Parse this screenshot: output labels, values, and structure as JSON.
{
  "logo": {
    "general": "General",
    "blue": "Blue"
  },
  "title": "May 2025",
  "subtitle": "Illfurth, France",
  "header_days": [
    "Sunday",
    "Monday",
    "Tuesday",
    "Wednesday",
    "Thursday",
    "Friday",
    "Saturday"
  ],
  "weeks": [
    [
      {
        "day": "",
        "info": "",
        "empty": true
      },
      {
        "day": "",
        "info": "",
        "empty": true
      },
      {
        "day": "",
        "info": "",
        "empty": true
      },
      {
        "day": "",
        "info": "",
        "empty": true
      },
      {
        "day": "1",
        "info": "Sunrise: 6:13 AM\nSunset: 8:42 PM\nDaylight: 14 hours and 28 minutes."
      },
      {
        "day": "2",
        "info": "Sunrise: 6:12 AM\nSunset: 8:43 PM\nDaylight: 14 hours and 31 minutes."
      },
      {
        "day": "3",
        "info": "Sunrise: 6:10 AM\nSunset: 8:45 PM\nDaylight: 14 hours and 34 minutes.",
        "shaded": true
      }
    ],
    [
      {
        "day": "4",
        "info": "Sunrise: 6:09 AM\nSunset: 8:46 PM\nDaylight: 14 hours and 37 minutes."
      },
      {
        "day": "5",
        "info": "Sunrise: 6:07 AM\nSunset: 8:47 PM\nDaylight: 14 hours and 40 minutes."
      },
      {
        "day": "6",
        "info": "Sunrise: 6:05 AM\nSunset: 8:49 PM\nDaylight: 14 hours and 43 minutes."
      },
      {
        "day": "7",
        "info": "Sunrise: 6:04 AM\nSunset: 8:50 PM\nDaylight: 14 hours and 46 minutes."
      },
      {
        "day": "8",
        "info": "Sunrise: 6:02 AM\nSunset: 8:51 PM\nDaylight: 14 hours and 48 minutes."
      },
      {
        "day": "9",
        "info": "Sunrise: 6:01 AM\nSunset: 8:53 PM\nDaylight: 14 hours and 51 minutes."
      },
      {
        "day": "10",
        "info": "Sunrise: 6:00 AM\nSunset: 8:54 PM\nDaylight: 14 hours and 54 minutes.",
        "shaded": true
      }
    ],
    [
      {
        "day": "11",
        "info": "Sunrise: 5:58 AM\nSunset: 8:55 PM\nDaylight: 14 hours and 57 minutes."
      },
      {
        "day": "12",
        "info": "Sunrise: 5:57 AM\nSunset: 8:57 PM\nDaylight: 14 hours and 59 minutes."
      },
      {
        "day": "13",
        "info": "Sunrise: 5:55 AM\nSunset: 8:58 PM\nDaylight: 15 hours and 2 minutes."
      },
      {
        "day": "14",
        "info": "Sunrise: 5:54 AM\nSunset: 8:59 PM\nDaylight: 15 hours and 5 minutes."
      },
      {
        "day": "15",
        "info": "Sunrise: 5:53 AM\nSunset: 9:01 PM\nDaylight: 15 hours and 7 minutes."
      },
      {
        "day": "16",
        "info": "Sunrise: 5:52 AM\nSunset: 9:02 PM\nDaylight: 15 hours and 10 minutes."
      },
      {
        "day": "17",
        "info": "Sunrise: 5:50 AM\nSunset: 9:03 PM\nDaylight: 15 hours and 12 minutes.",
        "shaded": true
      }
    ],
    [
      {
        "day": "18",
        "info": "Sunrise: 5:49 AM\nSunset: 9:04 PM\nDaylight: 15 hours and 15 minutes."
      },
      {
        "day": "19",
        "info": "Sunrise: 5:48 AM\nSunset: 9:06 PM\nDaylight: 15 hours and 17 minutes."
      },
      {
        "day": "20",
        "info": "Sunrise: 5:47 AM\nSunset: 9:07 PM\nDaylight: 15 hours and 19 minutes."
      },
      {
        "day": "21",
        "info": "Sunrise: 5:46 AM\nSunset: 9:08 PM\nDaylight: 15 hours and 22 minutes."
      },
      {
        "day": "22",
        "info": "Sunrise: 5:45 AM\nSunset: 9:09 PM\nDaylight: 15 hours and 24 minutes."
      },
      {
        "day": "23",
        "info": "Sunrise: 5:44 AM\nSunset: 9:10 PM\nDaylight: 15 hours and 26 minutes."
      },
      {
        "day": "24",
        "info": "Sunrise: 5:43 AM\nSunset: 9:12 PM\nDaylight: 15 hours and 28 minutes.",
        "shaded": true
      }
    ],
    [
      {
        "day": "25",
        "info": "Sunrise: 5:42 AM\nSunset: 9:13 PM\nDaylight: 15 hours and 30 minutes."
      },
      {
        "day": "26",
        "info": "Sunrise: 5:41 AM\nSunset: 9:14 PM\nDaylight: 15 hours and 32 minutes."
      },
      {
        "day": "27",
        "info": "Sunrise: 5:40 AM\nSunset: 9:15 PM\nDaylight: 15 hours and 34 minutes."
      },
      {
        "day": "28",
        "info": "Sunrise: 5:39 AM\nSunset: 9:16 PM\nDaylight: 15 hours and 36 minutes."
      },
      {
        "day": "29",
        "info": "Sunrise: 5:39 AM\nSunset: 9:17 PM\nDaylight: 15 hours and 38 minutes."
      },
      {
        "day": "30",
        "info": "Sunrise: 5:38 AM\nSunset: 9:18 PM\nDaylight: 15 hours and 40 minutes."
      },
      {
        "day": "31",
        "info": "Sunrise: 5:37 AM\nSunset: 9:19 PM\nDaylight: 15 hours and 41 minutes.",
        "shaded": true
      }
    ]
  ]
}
···
WHAT YOU NEED TO DO
Copy every record exactly as presented.

RESULT OF THE TASK
Parse this screenshot: output labels, values, and structure as JSON.
{
  "logo": {
    "general": "General",
    "blue": "Blue"
  },
  "title": "May 2025",
  "subtitle": "Illfurth, France",
  "header_days": [
    "Sunday",
    "Monday",
    "Tuesday",
    "Wednesday",
    "Thursday",
    "Friday",
    "Saturday"
  ],
  "weeks": [
    [
      {
        "day": "",
        "info": "",
        "empty": true
      },
      {
        "day": "",
        "info": "",
        "empty": true
      },
      {
        "day": "",
        "info": "",
        "empty": true
      },
      {
        "day": "",
        "info": "",
        "empty": true
      },
      {
        "day": "1",
        "info": "Sunrise: 6:13 AM\nSunset: 8:42 PM\nDaylight: 14 hours and 28 minutes."
      },
      {
        "day": "2",
        "info": "Sunrise: 6:12 AM\nSunset: 8:43 PM\nDaylight: 14 hours and 31 minutes."
      },
      {
        "day": "3",
        "info": "Sunrise: 6:10 AM\nSunset: 8:45 PM\nDaylight: 14 hours and 34 minutes.",
        "shaded": true
      }
    ],
    [
      {
        "day": "4",
        "info": "Sunrise: 6:09 AM\nSunset: 8:46 PM\nDaylight: 14 hours and 37 minutes."
      },
      {
        "day": "5",
        "info": "Sunrise: 6:07 AM\nSunset: 8:47 PM\nDaylight: 14 hours and 40 minutes."
      },
      {
        "day": "6",
        "info": "Sunrise: 6:05 AM\nSunset: 8:49 PM\nDaylight: 14 hours and 43 minutes."
      },
      {
        "day": "7",
        "info": "Sunrise: 6:04 AM\nSunset: 8:50 PM\nDaylight: 14 hours and 46 minutes."
      },
      {
        "day": "8",
        "info": "Sunrise: 6:02 AM\nSunset: 8:51 PM\nDaylight: 14 hours and 48 minutes."
      },
      {
        "day": "9",
        "info": "Sunrise: 6:01 AM\nSunset: 8:53 PM\nDaylight: 14 hours and 51 minutes."
      },
      {
        "day": "10",
        "info": "Sunrise: 6:00 AM\nSunset: 8:54 PM\nDaylight: 14 hours and 54 minutes.",
        "shaded": true
      }
    ],
    [
      {
        "day": "11",
        "info": "Sunrise: 5:58 AM\nSunset: 8:55 PM\nDaylight: 14 hours and 57 minutes."
      },
      {
        "day": "12",
        "info": "Sunrise: 5:57 AM\nSunset: 8:57 PM\nDaylight: 14 hours and 59 minutes."
      },
      {
        "day": "13",
        "info": "Sunrise: 5:55 AM\nSunset: 8:58 PM\nDaylight: 15 hours and 2 minutes."
      },
      {
        "day": "14",
        "info": "Sunrise: 5:54 AM\nSunset: 8:59 PM\nDaylight: 15 hours and 5 minutes."
      },
      {
        "day": "15",
        "info": "Sunrise: 5:53 AM\nSunset: 9:01 PM\nDaylight: 15 hours and 7 minutes."
      },
      {
        "day": "16",
        "info": "Sunrise: 5:52 AM\nSunset: 9:02 PM\nDaylight: 15 hours and 10 minutes."
      },
      {
        "day": "17",
        "info": "Sunrise: 5:50 AM\nSunset: 9:03 PM\nDaylight: 15 hours and 12 minutes.",
        "shaded": true
      }
    ],
    [
      {
        "day": "18",
        "info": "Sunrise: 5:49 AM\nSunset: 9:04 PM\nDaylight: 15 hours and 15 minutes."
      },
      {
        "day": "19",
        "info": "Sunrise: 5:48 AM\nSunset: 9:06 PM\nDaylight: 15 hours and 17 minutes."
      },
      {
        "day": "20",
        "info": "Sunrise: 5:47 AM\nSunset: 9:07 PM\nDaylight: 15 hours and 19 minutes."
      },
      {
        "day": "21",
        "info": "Sunrise: 5:46 AM\nSunset: 9:08 PM\nDaylight: 15 hours and 22 minutes."
      },
      {
        "day": "22",
        "info": "Sunrise: 5:45 AM\nSunset: 9:09 PM\nDaylight: 15 hours and 24 minutes."
      },
      {
        "day": "23",
        "info": "Sunrise: 5:44 AM\nSunset: 9:10 PM\nDaylight: 15 hours and 26 minutes."
      },
      {
        "day": "24",
        "info": "Sunrise: 5:43 AM\nSunset: 9:12 PM\nDaylight: 15 hours and 28 minutes.",
        "shaded": true
      }
    ],
    [
      {
        "day": "25",
        "info": "Sunrise: 5:42 AM\nSunset: 9:13 PM\nDaylight: 15 hours and 30 minutes."
      },
      {
        "day": "26",
        "info": "Sunrise: 5:41 AM\nSunset: 9:14 PM\nDaylight: 15 hours and 32 minutes."
      },
      {
        "day": "27",
        "info": "Sunrise: 5:40 AM\nSunset: 9:15 PM\nDaylight: 15 hours and 34 minutes."
      },
      {
        "day": "28",
        "info": "Sunrise: 5:39 AM\nSunset: 9:16 PM\nDaylight: 15 hours and 36 minutes."
      },
      {
        "day": "29",
        "info": "Sunrise: 5:39 AM\nSunset: 9:17 PM\nDaylight: 15 hours and 38 minutes."
      },
      {
        "day": "30",
        "info": "Sunrise: 5:38 AM\nSunset: 9:18 PM\nDaylight: 15 hours and 40 minutes."
      },
      {
        "day": "31",
        "info": "Sunrise: 5:37 AM\nSunset: 9:19 PM\nDaylight: 15 hours and 41 minutes.",
        "shaded": true
      }
    ]
  ]
}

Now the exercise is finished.